▶ _SHORT EXERCISE_
Check each line of the records below and collect those that include the word "JSON".

[Part of a data file]

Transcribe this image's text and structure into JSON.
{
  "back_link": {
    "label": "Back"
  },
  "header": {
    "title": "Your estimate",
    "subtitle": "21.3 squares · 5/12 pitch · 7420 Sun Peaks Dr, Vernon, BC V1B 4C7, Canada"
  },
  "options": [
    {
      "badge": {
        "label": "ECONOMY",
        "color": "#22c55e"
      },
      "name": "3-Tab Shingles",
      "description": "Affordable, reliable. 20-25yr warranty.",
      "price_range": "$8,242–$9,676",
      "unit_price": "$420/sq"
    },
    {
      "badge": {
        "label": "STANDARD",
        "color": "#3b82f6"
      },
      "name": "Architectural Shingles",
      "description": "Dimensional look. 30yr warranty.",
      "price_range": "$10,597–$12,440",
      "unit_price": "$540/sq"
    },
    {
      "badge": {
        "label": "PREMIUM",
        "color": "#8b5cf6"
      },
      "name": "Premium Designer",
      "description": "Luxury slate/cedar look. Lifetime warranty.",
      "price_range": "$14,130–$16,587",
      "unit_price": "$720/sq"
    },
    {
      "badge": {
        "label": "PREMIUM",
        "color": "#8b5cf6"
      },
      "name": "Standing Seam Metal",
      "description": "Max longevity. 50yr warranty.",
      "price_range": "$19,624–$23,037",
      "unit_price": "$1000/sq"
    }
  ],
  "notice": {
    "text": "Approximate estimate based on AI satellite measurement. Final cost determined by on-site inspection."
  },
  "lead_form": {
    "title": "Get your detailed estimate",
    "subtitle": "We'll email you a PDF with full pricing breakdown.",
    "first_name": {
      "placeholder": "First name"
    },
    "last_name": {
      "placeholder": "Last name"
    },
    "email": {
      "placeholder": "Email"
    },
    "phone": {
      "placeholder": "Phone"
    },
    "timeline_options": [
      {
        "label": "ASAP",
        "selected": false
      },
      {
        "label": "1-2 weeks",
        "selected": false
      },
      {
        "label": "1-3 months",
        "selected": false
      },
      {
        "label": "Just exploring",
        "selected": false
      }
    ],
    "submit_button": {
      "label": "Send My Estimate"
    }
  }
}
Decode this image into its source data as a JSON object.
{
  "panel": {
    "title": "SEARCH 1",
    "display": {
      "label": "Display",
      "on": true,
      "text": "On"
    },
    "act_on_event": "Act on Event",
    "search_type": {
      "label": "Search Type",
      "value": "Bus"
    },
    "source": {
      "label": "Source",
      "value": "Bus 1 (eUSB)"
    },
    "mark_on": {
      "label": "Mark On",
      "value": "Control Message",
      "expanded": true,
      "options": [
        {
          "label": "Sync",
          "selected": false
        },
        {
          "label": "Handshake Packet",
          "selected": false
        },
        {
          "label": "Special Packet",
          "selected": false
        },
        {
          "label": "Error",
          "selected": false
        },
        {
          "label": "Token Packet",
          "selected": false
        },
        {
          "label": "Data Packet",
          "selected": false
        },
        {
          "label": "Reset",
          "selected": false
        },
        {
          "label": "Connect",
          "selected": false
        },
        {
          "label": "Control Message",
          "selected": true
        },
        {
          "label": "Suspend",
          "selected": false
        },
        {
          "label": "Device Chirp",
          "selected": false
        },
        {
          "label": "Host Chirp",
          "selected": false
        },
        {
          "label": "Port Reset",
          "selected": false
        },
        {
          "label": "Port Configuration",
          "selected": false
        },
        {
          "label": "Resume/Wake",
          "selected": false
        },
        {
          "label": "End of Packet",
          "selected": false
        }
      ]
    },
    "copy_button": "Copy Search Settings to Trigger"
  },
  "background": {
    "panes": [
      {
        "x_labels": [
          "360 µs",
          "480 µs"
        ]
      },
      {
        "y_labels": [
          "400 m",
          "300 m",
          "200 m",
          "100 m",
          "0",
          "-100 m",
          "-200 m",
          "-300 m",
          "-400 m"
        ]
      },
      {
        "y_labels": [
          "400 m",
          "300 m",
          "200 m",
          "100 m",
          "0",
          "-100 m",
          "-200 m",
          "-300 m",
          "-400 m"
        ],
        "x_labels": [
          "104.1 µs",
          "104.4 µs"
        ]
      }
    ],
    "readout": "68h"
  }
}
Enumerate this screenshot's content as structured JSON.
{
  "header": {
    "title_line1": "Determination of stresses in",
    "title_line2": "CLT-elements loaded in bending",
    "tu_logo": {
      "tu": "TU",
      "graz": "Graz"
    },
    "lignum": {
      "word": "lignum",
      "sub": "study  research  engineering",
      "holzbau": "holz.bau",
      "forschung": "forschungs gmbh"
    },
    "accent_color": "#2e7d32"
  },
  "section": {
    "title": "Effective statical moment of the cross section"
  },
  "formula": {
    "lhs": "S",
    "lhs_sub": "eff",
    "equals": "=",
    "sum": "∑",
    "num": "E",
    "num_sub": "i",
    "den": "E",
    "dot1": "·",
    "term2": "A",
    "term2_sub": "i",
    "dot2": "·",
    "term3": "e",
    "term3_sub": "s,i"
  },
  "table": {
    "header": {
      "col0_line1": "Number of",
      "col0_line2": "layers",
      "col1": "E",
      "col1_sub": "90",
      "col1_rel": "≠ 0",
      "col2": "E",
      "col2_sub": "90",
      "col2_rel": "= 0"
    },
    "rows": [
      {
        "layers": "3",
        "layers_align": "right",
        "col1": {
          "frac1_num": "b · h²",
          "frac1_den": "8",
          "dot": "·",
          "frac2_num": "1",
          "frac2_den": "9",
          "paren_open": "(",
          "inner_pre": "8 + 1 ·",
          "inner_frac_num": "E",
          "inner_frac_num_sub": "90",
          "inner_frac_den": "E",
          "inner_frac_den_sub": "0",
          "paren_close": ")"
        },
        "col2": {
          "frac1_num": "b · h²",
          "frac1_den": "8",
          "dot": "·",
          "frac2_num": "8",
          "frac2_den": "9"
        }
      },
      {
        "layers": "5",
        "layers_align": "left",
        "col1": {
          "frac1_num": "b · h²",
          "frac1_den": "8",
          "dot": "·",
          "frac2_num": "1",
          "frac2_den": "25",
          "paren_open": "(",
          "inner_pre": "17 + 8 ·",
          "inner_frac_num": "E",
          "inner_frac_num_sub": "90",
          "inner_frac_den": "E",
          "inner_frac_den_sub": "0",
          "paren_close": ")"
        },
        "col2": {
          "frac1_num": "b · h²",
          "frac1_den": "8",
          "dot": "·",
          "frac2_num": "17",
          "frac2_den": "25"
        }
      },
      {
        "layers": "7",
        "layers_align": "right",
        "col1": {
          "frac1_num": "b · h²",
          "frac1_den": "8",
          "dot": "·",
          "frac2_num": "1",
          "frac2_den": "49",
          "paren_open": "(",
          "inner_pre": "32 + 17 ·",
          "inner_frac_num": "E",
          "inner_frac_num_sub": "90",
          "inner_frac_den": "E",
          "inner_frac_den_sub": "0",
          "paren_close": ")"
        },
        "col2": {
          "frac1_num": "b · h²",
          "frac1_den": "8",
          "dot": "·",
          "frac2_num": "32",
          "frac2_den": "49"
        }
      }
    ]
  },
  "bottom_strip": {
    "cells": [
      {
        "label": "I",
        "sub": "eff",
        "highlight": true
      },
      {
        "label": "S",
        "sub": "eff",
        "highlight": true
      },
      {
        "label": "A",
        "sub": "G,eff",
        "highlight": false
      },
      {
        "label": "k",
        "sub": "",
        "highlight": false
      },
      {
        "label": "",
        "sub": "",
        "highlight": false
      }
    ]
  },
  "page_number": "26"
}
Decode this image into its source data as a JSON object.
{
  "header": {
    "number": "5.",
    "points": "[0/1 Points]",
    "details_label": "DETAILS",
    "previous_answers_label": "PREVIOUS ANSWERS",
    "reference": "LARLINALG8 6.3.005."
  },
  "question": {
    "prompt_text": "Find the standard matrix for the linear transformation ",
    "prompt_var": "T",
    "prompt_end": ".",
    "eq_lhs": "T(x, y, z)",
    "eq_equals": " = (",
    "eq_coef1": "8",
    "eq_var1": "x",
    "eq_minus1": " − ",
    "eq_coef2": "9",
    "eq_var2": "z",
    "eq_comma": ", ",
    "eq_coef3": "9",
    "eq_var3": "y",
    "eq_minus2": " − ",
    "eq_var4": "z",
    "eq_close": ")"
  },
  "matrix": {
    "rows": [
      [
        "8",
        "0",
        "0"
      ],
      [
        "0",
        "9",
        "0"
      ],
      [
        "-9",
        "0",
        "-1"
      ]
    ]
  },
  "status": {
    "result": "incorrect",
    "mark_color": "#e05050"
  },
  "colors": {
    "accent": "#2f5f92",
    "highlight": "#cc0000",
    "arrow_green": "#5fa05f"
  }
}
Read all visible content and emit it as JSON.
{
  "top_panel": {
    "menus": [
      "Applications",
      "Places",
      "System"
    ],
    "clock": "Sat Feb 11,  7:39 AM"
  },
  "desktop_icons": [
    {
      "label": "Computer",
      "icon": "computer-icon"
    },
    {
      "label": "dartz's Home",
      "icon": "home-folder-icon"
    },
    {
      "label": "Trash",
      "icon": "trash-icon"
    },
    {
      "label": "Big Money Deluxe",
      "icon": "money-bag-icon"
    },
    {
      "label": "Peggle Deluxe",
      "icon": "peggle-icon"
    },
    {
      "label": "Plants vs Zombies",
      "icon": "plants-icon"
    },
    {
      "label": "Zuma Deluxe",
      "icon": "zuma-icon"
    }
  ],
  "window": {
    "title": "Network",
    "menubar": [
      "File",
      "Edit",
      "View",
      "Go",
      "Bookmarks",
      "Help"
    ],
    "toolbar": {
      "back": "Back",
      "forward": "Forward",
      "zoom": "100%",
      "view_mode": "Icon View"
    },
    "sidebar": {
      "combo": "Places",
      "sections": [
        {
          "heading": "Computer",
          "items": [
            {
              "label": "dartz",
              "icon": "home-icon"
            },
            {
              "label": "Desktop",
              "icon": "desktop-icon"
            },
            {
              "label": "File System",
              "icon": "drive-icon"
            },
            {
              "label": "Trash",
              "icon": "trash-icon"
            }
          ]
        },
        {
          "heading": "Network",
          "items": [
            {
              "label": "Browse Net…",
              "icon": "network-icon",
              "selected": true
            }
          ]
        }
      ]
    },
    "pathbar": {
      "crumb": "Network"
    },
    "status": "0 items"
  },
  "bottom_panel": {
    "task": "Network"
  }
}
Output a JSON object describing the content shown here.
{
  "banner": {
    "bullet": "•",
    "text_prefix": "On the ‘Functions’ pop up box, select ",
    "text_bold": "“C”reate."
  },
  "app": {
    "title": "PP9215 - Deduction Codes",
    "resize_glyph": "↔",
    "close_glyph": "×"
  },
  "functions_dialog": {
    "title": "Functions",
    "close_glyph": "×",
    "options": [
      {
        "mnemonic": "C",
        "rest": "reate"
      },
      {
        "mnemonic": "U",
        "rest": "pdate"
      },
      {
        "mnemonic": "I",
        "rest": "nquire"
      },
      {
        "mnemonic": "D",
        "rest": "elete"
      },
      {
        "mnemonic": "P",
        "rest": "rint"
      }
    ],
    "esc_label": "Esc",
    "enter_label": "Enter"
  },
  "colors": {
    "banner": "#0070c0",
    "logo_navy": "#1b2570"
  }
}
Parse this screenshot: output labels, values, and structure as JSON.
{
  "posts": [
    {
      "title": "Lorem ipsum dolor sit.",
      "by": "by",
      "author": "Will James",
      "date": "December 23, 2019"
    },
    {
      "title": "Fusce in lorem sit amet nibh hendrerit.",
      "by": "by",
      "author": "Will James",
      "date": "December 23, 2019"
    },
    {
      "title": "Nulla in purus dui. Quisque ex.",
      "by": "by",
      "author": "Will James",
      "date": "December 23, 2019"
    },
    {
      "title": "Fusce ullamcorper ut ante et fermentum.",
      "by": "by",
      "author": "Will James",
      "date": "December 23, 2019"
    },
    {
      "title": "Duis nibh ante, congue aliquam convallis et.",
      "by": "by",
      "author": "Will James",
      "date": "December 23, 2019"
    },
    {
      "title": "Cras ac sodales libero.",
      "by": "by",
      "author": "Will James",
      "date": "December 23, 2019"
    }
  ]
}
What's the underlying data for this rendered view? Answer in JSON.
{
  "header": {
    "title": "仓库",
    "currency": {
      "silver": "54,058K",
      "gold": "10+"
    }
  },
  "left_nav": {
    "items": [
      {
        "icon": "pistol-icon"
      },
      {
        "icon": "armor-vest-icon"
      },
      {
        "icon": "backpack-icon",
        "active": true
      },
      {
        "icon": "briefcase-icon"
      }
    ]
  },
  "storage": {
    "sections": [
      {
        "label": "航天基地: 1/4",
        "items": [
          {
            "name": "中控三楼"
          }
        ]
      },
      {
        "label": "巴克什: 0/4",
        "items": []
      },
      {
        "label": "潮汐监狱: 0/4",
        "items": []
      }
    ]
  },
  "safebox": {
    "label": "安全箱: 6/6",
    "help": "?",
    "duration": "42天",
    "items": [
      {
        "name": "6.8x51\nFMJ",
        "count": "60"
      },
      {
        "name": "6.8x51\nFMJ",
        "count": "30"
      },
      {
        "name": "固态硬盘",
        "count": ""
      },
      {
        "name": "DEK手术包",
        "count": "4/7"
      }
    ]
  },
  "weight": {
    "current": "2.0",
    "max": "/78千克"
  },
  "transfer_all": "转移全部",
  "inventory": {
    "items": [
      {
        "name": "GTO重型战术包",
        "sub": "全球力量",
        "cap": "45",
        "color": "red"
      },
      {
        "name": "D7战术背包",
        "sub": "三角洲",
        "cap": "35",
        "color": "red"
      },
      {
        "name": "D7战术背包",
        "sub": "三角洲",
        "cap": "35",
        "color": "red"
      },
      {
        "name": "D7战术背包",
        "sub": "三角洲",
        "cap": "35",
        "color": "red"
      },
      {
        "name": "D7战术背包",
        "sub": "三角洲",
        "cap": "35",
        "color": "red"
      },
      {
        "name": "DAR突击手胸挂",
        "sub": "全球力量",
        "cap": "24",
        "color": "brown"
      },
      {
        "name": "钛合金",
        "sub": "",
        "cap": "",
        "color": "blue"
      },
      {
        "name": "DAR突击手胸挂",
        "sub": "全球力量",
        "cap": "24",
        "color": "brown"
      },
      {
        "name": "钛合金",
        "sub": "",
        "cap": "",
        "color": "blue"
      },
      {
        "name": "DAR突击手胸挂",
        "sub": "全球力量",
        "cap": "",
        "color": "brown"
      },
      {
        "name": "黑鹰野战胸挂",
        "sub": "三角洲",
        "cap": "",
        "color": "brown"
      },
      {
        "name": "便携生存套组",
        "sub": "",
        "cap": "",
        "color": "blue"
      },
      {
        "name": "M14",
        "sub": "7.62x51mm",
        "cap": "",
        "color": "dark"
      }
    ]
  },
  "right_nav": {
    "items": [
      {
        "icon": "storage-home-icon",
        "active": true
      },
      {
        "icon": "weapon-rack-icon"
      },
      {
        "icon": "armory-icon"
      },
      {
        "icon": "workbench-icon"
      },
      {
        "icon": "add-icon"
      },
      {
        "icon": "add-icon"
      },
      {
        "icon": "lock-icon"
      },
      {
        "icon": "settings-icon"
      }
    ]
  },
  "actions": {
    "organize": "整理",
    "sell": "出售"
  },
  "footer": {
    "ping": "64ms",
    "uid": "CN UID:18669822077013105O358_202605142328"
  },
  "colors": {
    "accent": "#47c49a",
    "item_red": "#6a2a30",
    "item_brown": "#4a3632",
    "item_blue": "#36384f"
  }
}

▶ _RESULT_
Transcribe this image's text and structure into JSON.
Decode this image into its source data as a JSON object.
Enumerate this screenshot's content as structured JSON.
Decode this image into its source data as a JSON object.
Read all visible content and emit it as JSON.
Output a JSON object describing the content shown here.
Parse this screenshot: output labels, values, and structure as JSON.
What's the underlying data for this rendered view? Answer in JSON.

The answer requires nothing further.